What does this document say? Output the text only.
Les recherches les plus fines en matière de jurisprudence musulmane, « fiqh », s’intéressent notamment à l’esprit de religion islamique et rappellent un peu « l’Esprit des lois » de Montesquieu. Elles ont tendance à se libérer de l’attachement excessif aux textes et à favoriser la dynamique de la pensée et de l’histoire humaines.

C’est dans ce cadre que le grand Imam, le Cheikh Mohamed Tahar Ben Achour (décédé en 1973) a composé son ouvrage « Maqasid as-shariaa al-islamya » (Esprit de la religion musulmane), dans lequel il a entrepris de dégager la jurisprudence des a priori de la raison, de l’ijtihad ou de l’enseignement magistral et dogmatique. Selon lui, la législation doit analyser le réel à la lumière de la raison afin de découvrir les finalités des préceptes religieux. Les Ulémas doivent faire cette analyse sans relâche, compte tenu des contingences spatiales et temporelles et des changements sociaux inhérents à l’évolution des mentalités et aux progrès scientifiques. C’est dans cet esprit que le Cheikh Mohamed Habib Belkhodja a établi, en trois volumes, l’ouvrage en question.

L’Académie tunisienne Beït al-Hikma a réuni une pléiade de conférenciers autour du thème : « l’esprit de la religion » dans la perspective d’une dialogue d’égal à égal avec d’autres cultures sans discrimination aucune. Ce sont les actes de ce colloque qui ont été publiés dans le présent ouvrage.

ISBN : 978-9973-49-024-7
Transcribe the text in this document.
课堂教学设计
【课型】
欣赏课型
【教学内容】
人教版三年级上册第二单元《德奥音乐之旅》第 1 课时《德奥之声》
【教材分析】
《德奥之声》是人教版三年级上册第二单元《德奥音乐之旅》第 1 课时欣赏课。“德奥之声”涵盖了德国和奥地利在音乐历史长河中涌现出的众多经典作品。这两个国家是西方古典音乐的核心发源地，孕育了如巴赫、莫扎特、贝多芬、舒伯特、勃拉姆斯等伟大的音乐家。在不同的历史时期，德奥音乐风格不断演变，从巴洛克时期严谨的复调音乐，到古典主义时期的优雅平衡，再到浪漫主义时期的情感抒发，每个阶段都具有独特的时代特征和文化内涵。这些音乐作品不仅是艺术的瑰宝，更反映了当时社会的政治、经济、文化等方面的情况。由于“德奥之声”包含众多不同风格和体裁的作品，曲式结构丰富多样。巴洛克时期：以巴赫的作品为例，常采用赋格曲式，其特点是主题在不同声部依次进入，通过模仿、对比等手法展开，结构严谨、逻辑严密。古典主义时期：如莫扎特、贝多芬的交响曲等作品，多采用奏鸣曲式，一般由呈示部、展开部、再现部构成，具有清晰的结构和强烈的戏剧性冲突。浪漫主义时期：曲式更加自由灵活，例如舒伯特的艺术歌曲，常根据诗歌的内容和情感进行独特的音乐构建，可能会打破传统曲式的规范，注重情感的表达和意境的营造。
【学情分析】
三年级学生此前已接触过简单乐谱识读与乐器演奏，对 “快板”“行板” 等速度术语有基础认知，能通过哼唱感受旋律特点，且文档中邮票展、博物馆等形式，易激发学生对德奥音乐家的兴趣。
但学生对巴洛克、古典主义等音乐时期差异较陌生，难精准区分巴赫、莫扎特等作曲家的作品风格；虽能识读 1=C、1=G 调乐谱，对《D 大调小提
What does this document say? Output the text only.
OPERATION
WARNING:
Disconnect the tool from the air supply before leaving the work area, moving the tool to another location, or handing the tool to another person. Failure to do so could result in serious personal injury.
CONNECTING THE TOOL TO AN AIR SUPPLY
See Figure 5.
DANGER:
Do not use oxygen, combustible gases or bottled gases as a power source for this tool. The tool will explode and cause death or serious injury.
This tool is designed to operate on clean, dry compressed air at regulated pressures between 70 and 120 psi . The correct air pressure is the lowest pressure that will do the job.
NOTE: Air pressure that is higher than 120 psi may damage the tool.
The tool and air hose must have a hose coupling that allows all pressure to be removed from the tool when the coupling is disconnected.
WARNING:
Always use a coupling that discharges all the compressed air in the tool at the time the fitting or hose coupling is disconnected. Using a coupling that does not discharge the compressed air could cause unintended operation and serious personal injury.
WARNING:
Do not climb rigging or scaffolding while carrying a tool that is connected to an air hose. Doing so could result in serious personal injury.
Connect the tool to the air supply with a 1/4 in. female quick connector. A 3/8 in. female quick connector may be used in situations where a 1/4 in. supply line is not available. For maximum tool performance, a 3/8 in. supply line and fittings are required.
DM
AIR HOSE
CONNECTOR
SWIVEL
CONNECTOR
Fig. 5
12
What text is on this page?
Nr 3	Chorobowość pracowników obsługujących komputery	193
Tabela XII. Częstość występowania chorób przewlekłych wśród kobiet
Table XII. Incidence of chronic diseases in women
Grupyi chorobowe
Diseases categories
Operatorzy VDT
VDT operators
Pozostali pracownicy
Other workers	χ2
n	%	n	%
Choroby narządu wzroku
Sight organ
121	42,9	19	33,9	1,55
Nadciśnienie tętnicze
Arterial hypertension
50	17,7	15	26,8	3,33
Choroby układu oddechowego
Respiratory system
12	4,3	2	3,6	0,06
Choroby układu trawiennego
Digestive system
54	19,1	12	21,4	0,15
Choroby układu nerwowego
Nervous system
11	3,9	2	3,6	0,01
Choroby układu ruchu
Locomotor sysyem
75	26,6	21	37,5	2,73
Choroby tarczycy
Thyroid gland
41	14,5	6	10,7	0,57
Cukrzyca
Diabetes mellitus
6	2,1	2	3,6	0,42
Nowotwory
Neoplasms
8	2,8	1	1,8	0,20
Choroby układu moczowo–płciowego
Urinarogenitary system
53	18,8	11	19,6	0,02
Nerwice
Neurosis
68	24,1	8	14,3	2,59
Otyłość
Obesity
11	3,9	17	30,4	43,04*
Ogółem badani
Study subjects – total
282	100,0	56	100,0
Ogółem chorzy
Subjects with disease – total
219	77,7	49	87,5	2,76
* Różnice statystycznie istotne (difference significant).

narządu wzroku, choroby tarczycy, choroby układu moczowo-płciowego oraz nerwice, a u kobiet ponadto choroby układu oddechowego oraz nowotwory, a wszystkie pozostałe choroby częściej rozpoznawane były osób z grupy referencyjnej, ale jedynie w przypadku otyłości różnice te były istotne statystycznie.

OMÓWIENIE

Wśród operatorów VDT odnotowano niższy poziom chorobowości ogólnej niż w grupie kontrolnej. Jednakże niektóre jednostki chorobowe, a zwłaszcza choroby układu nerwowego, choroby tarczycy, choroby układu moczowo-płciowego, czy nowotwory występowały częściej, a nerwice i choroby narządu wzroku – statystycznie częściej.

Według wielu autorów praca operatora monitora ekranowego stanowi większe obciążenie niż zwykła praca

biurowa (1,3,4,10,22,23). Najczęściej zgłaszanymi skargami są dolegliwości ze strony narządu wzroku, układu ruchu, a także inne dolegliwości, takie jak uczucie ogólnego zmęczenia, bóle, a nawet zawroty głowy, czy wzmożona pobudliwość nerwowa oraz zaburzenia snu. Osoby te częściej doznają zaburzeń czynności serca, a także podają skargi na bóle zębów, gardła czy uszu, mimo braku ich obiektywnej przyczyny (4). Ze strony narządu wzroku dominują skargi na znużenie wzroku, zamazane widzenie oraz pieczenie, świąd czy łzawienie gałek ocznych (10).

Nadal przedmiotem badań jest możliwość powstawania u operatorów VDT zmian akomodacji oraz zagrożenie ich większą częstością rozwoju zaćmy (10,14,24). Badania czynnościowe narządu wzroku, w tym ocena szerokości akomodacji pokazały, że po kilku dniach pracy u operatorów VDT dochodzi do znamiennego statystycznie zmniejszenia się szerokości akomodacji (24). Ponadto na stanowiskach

Aim -
Extract every entry in the listing word for word.

Correct output -
What does this document say? Output the text only.
Les recherches les plus fines en matière de jurisprudence musulmane, « fiqh », s’intéressent notamment à l’esprit de religion islamique et rappellent un peu « l’Esprit des lois » de Montesquieu. Elles ont tendance à se libérer de l’attachement excessif aux textes et à favoriser la dynamique de la pensée et de l’histoire humaines.

C’est dans ce cadre que le grand Imam, le Cheikh Mohamed Tahar Ben Achour (décédé en 1973) a composé son ouvrage « Maqasid as-shariaa al-islamya » (Esprit de la religion musulmane), dans lequel il a entrepris de dégager la jurisprudence des a priori de la raison, de l’ijtihad ou de l’enseignement magistral et dogmatique. Selon lui, la législation doit analyser le réel à la lumière de la raison afin de découvrir les finalités des préceptes religieux. Les Ulémas doivent faire cette analyse sans relâche, compte tenu des contingences spatiales et temporelles et des changements sociaux inhérents à l’évolution des mentalités et aux progrès scientifiques. C’est dans cet esprit que le Cheikh Mohamed Habib Belkhodja a établi, en trois volumes, l’ouvrage en question.

L’Académie tunisienne Beït al-Hikma a réuni une pléiade de conférenciers autour du thème : « l’esprit de la religion » dans la perspective d’une dialogue d’égal à égal avec d’autres cultures sans discrimination aucune. Ce sont les actes de ce colloque qui ont été publiés dans le présent ouvrage.

ISBN : 978-9973-49-024-7
Transcribe the text in this document.
课堂教学设计
【课型】
欣赏课型
【教学内容】
人教版三年级上册第二单元《德奥音乐之旅》第 1 课时《德奥之声》
【教材分析】
《德奥之声》是人教版三年级上册第二单元《德奥音乐之旅》第 1 课时欣赏课。“德奥之声”涵盖了德国和奥地利在音乐历史长河中涌现出的众多经典作品。这两个国家是西方古典音乐的核心发源地，孕育了如巴赫、莫扎特、贝多芬、舒伯特、勃拉姆斯等伟大的音乐家。在不同的历史时期，德奥音乐风格不断演变，从巴洛克时期严谨的复调音乐，到古典主义时期的优雅平衡，再到浪漫主义时期的情感抒发，每个阶段都具有独特的时代特征和文化内涵。这些音乐作品不仅是艺术的瑰宝，更反映了当时社会的政治、经济、文化等方面的情况。由于“德奥之声”包含众多不同风格和体裁的作品，曲式结构丰富多样。巴洛克时期：以巴赫的作品为例，常采用赋格曲式，其特点是主题在不同声部依次进入，通过模仿、对比等手法展开，结构严谨、逻辑严密。古典主义时期：如莫扎特、贝多芬的交响曲等作品，多采用奏鸣曲式，一般由呈示部、展开部、再现部构成，具有清晰的结构和强烈的戏剧性冲突。浪漫主义时期：曲式更加自由灵活，例如舒伯特的艺术歌曲，常根据诗歌的内容和情感进行独特的音乐构建，可能会打破传统曲式的规范，注重情感的表达和意境的营造。
【学情分析】
三年级学生此前已接触过简单乐谱识读与乐器演奏，对 “快板”“行板” 等速度术语有基础认知，能通过哼唱感受旋律特点，且文档中邮票展、博物馆等形式，易激发学生对德奥音乐家的兴趣。
但学生对巴洛克、古典主义等音乐时期差异较陌生，难精准区分巴赫、莫扎特等作曲家的作品风格；虽能识读 1=C、1=G 调乐谱，对《D 大调小提
What does this document say? Output the text only.
OPERATION
WARNING:
Disconnect the tool from the air supply before leaving the work area, moving the tool to another location, or handing the tool to another person. Failure to do so could result in serious personal injury.
CONNECTING THE TOOL TO AN AIR SUPPLY
See Figure 5.
DANGER:
Do not use oxygen, combustible gases or bottled gases as a power source for this tool. The tool will explode and cause death or serious injury.
This tool is designed to operate on clean, dry compressed air at regulated pressures between 70 and 120 psi . The correct air pressure is the lowest pressure that will do the job.
NOTE: Air pressure that is higher than 120 psi may damage the tool.
The tool and air hose must have a hose coupling that allows all pressure to be removed from the tool when the coupling is disconnected.
WARNING:
Always use a coupling that discharges all the compressed air in the tool at the time the fitting or hose coupling is disconnected. Using a coupling that does not discharge the compressed air could cause unintended operation and serious personal injury.
WARNING:
Do not climb rigging or scaffolding while carrying a tool that is connected to an air hose. Doing so could result in serious personal injury.
Connect the tool to the air supply with a 1/4 in. female quick connector. A 3/8 in. female quick connector may be used in situations where a 1/4 in. supply line is not available. For maximum tool performance, a 3/8 in. supply line and fittings are required.
DM
AIR HOSE
CONNECTOR
SWIVEL
CONNECTOR
Fig. 5
12
What text is on this page?
Nr 3	Chorobowość pracowników obsługujących komputery	193
Tabela XII. Częstość występowania chorób przewlekłych wśród kobiet
Table XII. Incidence of chronic diseases in women
Grupyi chorobowe
Diseases categories
Operatorzy VDT
VDT operators
Pozostali pracownicy
Other workers	χ2
n	%	n	%
Choroby narządu wzroku
Sight organ
121	42,9	19	33,9	1,55
Nadciśnienie tętnicze
Arterial hypertension
50	17,7	15	26,8	3,33
Choroby układu oddechowego
Respiratory system
12	4,3	2	3,6	0,06
Choroby układu trawiennego
Digestive system
54	19,1	12	21,4	0,15
Choroby układu nerwowego
Nervous system
11	3,9	2	3,6	0,01
Choroby układu ruchu
Locomotor sysyem
75	26,6	21	37,5	2,73
Choroby tarczycy
Thyroid gland
41	14,5	6	10,7	0,57
Cukrzyca
Diabetes mellitus
6	2,1	2	3,6	0,42
Nowotwory
Neoplasms
8	2,8	1	1,8	0,20
Choroby układu moczowo–płciowego
Urinarogenitary system
53	18,8	11	19,6	0,02
Nerwice
Neurosis
68	24,1	8	14,3	2,59
Otyłość
Obesity
11	3,9	17	30,4	43,04*
Ogółem badani
Study subjects – total
282	100,0	56	100,0
Ogółem chorzy
Subjects with disease – total
219	77,7	49	87,5	2,76
* Różnice statystycznie istotne (difference significant).

narządu wzroku, choroby tarczycy, choroby układu moczowo-płciowego oraz nerwice, a u kobiet ponadto choroby układu oddechowego oraz nowotwory, a wszystkie pozostałe choroby częściej rozpoznawane były osób z grupy referencyjnej, ale jedynie w przypadku otyłości różnice te były istotne statystycznie.

OMÓWIENIE

Wśród operatorów VDT odnotowano niższy poziom chorobowości ogólnej niż w grupie kontrolnej. Jednakże niektóre jednostki chorobowe, a zwłaszcza choroby układu nerwowego, choroby tarczycy, choroby układu moczowo-płciowego, czy nowotwory występowały częściej, a nerwice i choroby narządu wzroku – statystycznie częściej.

Według wielu autorów praca operatora monitora ekranowego stanowi większe obciążenie niż zwykła praca

biurowa (1,3,4,10,22,23). Najczęściej zgłaszanymi skargami są dolegliwości ze strony narządu wzroku, układu ruchu, a także inne dolegliwości, takie jak uczucie ogólnego zmęczenia, bóle, a nawet zawroty głowy, czy wzmożona pobudliwość nerwowa oraz zaburzenia snu. Osoby te częściej doznają zaburzeń czynności serca, a także podają skargi na bóle zębów, gardła czy uszu, mimo braku ich obiektywnej przyczyny (4). Ze strony narządu wzroku dominują skargi na znużenie wzroku, zamazane widzenie oraz pieczenie, świąd czy łzawienie gałek ocznych (10).

Nadal przedmiotem badań jest możliwość powstawania u operatorów VDT zmian akomodacji oraz zagrożenie ich większą częstością rozwoju zaćmy (10,14,24). Badania czynnościowe narządu wzroku, w tym ocena szerokości akomodacji pokazały, że po kilku dniach pracy u operatorów VDT dochodzi do znamiennego statystycznie zmniejszenia się szerokości akomodacji (24). Ponadto na stanowiskach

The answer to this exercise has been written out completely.